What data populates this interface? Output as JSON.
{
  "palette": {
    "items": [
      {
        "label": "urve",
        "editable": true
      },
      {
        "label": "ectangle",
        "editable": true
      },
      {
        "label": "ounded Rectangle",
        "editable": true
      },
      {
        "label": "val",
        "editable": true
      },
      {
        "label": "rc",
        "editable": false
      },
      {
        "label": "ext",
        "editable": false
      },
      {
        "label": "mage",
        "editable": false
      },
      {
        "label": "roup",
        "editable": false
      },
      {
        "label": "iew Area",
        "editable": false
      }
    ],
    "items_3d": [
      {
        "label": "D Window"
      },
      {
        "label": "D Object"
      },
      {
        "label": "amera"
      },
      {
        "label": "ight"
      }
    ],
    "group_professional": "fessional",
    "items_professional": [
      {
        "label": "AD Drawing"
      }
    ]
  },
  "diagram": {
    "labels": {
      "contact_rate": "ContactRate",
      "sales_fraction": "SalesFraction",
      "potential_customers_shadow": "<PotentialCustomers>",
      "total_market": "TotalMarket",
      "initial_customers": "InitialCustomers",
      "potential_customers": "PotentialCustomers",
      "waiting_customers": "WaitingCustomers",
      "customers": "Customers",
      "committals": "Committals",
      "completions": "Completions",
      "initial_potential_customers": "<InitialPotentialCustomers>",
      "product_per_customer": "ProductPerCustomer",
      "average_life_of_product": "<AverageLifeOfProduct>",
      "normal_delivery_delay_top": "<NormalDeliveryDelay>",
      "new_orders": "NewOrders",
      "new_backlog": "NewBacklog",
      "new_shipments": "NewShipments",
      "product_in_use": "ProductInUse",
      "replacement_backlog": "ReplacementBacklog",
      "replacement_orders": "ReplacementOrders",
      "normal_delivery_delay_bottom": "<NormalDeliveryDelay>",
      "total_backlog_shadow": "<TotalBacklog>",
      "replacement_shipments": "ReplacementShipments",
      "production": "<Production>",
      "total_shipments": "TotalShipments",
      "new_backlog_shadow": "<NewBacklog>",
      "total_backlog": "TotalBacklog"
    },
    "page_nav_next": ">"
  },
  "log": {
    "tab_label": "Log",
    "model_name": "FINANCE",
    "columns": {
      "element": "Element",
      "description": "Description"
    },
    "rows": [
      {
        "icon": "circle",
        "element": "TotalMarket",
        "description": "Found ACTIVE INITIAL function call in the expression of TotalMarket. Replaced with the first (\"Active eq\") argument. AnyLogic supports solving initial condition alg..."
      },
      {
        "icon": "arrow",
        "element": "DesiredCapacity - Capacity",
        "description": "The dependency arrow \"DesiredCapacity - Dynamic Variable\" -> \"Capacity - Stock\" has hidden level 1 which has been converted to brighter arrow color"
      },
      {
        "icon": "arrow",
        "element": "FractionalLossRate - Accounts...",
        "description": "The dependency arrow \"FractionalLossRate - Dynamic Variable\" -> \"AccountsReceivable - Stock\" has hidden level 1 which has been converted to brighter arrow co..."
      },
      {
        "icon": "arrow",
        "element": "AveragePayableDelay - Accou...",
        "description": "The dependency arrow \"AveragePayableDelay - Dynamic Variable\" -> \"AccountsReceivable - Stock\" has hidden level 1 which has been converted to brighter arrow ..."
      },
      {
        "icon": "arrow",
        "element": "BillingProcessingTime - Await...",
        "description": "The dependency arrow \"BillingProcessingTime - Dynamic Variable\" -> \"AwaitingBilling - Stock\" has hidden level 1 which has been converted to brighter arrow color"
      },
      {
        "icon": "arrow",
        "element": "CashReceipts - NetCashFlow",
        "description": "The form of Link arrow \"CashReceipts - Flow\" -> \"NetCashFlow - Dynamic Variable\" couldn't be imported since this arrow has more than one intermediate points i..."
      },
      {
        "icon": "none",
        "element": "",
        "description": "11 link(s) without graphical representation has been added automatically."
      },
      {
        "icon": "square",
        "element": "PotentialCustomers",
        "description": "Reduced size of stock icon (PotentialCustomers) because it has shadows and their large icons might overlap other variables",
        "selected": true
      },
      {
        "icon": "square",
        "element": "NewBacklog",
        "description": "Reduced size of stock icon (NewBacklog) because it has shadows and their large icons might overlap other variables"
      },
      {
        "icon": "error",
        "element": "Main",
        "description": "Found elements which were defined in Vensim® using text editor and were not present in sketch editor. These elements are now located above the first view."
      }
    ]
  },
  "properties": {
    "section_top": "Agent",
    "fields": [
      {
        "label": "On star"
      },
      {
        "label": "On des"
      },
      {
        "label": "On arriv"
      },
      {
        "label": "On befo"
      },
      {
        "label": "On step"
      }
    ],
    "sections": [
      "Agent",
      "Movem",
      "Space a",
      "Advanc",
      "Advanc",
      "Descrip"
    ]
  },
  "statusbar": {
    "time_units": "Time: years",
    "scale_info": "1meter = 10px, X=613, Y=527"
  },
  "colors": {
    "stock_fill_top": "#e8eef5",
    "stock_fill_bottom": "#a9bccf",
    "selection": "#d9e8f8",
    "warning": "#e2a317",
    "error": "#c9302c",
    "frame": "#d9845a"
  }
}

▸ **Required task**
Please repeat the material above, word for word and in full.

▸ **Written reply**
What data populates this interface? Output as JSON.
{
  "palette": {
    "items": [
      {
        "label": "urve",
        "editable": true
      },
      {
        "label": "ectangle",
        "editable": true
      },
      {
        "label": "ounded Rectangle",
        "editable": true
      },
      {
        "label": "val",
        "editable": true
      },
      {
        "label": "rc",
        "editable": false
      },
      {
        "label": "ext",
        "editable": false
      },
      {
        "label": "mage",
        "editable": false
      },
      {
        "label": "roup",
        "editable": false
      },
      {
        "label": "iew Area",
        "editable": false
      }
    ],
    "items_3d": [
      {
        "label": "D Window"
      },
      {
        "label": "D Object"
      },
      {
        "label": "amera"
      },
      {
        "label": "ight"
      }
    ],
    "group_professional": "fessional",
    "items_professional": [
      {
        "label": "AD Drawing"
      }
    ]
  },
  "diagram": {
    "labels": {
      "contact_rate": "ContactRate",
      "sales_fraction": "SalesFraction",
      "potential_customers_shadow": "<PotentialCustomers>",
      "total_market": "TotalMarket",
      "initial_customers": "InitialCustomers",
      "potential_customers": "PotentialCustomers",
      "waiting_customers": "WaitingCustomers",
      "customers": "Customers",
      "committals": "Committals",
      "completions": "Completions",
      "initial_potential_customers": "<InitialPotentialCustomers>",
      "product_per_customer": "ProductPerCustomer",
      "average_life_of_product": "<AverageLifeOfProduct>",
      "normal_delivery_delay_top": "<NormalDeliveryDelay>",
      "new_orders": "NewOrders",
      "new_backlog": "NewBacklog",
      "new_shipments": "NewShipments",
      "product_in_use": "ProductInUse",
      "replacement_backlog": "ReplacementBacklog",
      "replacement_orders": "ReplacementOrders",
      "normal_delivery_delay_bottom": "<NormalDeliveryDelay>",
      "total_backlog_shadow": "<TotalBacklog>",
      "replacement_shipments": "ReplacementShipments",
      "production": "<Production>",
      "total_shipments": "TotalShipments",
      "new_backlog_shadow": "<NewBacklog>",
      "total_backlog": "TotalBacklog"
    },
    "page_nav_next": ">"
  },
  "log": {
    "tab_label": "Log",
    "model_name": "FINANCE",
    "columns": {
      "element": "Element",
      "description": "Description"
    },
    "rows": [
      {
        "icon": "circle",
        "element": "TotalMarket",
        "description": "Found ACTIVE INITIAL function call in the expression of TotalMarket. Replaced with the first (\"Active eq\") argument. AnyLogic supports solving initial condition alg..."
      },
      {
        "icon": "arrow",
        "element": "DesiredCapacity - Capacity",
        "description": "The dependency arrow \"DesiredCapacity - Dynamic Variable\" -> \"Capacity - Stock\" has hidden level 1 which has been converted to brighter arrow color"
      },
      {
        "icon": "arrow",
        "element": "FractionalLossRate - Accounts...",
        "description": "The dependency arrow \"FractionalLossRate - Dynamic Variable\" -> \"AccountsReceivable - Stock\" has hidden level 1 which has been converted to brighter arrow co..."
      },
      {
        "icon": "arrow",
        "element": "AveragePayableDelay - Accou...",
        "description": "The dependency arrow \"AveragePayableDelay - Dynamic Variable\" -> \"AccountsReceivable - Stock\" has hidden level 1 which has been converted to brighter arrow ..."
      },
      {
        "icon": "arrow",
        "element": "BillingProcessingTime - Await...",
        "description": "The dependency arrow \"BillingProcessingTime - Dynamic Variable\" -> \"AwaitingBilling - Stock\" has hidden level 1 which has been converted to brighter arrow color"
      },
      {
        "icon": "arrow",
        "element": "CashReceipts - NetCashFlow",
        "description": "The form of Link arrow \"CashReceipts - Flow\" -> \"NetCashFlow - Dynamic Variable\" couldn't be imported since this arrow has more than one intermediate points i..."
      },
      {
        "icon": "none",
        "element": "",
        "description": "11 link(s) without graphical representation has been added automatically."
      },
      {
        "icon": "square",
        "element": "PotentialCustomers",
        "description": "Reduced size of stock icon (PotentialCustomers) because it has shadows and their large icons might overlap other variables",
        "selected": true
      },
      {
        "icon": "square",
        "element": "NewBacklog",
        "description": "Reduced size of stock icon (NewBacklog) because it has shadows and their large icons might overlap other variables"
      },
      {
        "icon": "error",
        "element": "Main",
        "description": "Found elements which were defined in Vensim® using text editor and were not present in sketch editor. These elements are now located above the first view."
      }
    ]
  },
  "properties": {
    "section_top": "Agent",
    "fields": [
      {
        "label": "On star"
      },
      {
        "label": "On des"
      },
      {
        "label": "On arriv"
      },
      {
        "label": "On befo"
      },
      {
        "label": "On step"
      }
    ],
    "sections": [
      "Agent",
      "Movem",
      "Space a",
      "Advanc",
      "Advanc",
      "Descrip"
    ]
  },
  "statusbar": {
    "time_units": "Time: years",
    "scale_info": "1meter = 10px, X=613, Y=527"
  },
  "colors": {
    "stock_fill_top": "#e8eef5",
    "stock_fill_bottom": "#a9bccf",
    "selection": "#d9e8f8",
    "warning": "#e2a317",
    "error": "#c9302c",
    "frame": "#d9845a"
  }
}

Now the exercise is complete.